• **EXERCISE GOAL**
Continue the text about the emergency phone line breakdown in France from where it stops.

• **EXERCISE PASSAGE**
════════════════════

A seven-hour breakdown of emergency phone line numbers in France was linked Thursday to up to four deaths, including that of a 63-year-old man who needed an ambulance after suffering a heart attack.
Many distressed people found themselves unable to reach emergency medical, police or fire numbers, or had their calls cut off mid-conversation, from around 5 pm (1500 GMT) until midnight on Wednesday.
National telecom operator Orange has acknowledged responsibility for the problems, with chief executive Stephane Richard offering his "deepest apologies" after being summoned to the interior ministry to explain the breakdown.
An investigation has been opened in the western Morbihan region after a man who had suffered a heart attack died in hospital in the town of Vannes after being driven there by his spouse.
The patient and his family tried several times to call an ambulance on the usual number, local officials and the prosecutor's office said, though the hospital said it was too early to blame the delays as the cause of death.
"The evidence does not enable us to reach any firm conclusions," Philippe Couturier, head of the Bretagne Atlantique hospital, told reporters.
The death of a two-year-old toddler in the nearby Vendee region is also being investigated, as are the deaths of two people with heart conditions on the island of La Reunion, officials announced.

════════════════════

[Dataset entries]
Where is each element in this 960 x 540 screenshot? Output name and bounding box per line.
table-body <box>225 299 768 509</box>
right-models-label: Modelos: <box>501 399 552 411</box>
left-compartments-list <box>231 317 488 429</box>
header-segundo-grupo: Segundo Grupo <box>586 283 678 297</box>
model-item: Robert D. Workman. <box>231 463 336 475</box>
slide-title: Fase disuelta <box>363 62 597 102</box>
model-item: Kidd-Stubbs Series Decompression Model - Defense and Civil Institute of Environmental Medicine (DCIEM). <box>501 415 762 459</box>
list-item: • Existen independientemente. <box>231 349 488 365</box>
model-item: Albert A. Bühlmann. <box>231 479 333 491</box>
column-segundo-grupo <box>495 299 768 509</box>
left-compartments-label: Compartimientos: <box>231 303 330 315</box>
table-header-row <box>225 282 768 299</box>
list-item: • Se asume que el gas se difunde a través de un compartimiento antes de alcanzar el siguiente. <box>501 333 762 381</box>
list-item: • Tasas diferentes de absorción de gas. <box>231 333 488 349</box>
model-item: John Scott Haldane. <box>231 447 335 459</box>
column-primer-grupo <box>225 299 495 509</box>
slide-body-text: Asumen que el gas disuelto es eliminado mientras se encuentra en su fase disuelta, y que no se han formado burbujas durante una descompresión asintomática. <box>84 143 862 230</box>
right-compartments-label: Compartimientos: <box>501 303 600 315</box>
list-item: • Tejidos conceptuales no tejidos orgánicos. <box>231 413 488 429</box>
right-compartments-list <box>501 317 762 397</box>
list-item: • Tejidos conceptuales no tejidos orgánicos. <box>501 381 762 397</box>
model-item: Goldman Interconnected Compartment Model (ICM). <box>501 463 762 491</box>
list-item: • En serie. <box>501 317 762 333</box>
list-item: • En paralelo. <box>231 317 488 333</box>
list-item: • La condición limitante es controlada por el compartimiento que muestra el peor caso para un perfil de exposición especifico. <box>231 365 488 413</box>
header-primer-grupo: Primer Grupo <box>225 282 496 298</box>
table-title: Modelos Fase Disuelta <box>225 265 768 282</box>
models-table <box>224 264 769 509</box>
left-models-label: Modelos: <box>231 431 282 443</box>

════════════════════

• **RESULT OF THIS EXERCISE**
"We are going to look around, from area to area, at all the dramatic situations that might have had consequences before going public with everything," Health Minister Olivier Veran told reporters.
The turmoil came with France still in its third coronavirus wave, with around 8,000 new cases and 70 deaths in hospital reported in the last 24 hours.
- 'Unacceptable' -
France has separate numbers for ambulances, police and fire services -- 15, 17, and 18 -- as well as a universal European emergency number, 112.
Orange said it had suffered a problem with a router that receives calls to these shortened emergency numbers and transfers them to local call centres, which use regular 10-digit phone lines.
"We have no indication which leads us to think that it could be an external attack," CEO Richard told TF1 television, adding that the cause was most likely "software failure in critical network infrastructure".
The impact of the breakdown varied from region to region, with the hard-hit city of Lyon in the southwest reporting a reduction in calls for ambulances of 50-70 percent, Veran said.
Orange, which was formerly the state monopoly France Telecom, said its network had been functioning normally since midnight, but problems were still being reported from around a dozen areas in France on Thursday, according to the health minister.
Interior Minister Gerald Darmanin, who cut short an official trip to Tunisia over the outage, condemned "serious and unacceptable dysfunctions".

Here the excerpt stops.